(EXERCISE BRIEF): Gather every line below where "vessels" appears.

(GIVEN RECORDS):
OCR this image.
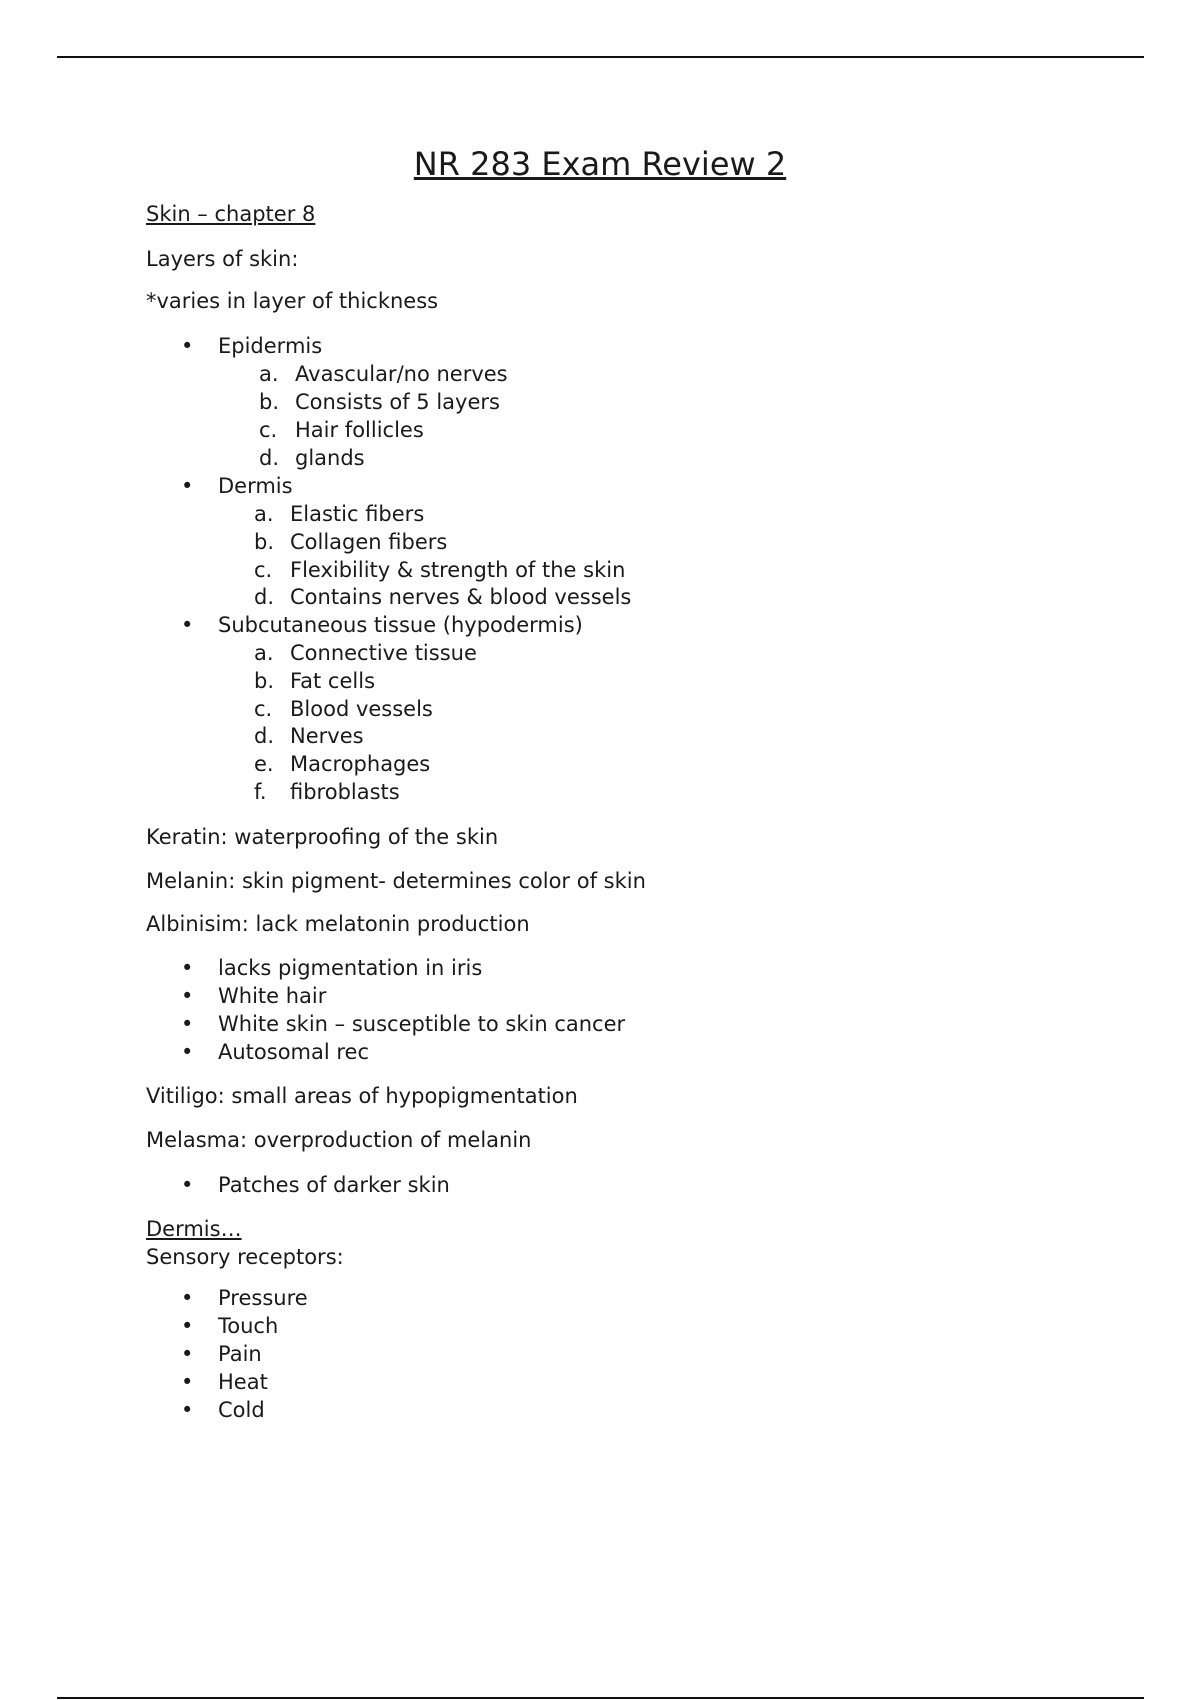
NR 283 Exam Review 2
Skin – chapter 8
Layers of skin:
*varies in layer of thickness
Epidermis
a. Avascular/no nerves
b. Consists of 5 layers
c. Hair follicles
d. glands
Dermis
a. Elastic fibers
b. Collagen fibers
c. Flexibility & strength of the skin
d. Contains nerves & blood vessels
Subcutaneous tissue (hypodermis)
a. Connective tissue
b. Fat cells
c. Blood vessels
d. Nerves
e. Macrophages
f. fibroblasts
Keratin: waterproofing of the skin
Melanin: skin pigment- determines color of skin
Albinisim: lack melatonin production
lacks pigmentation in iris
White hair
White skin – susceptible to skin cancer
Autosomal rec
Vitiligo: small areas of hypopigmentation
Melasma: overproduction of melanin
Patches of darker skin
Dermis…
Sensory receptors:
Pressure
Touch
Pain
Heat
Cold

(EXERCISE OUTPUT):
d. Contains nerves & blood vessels
c. Blood vessels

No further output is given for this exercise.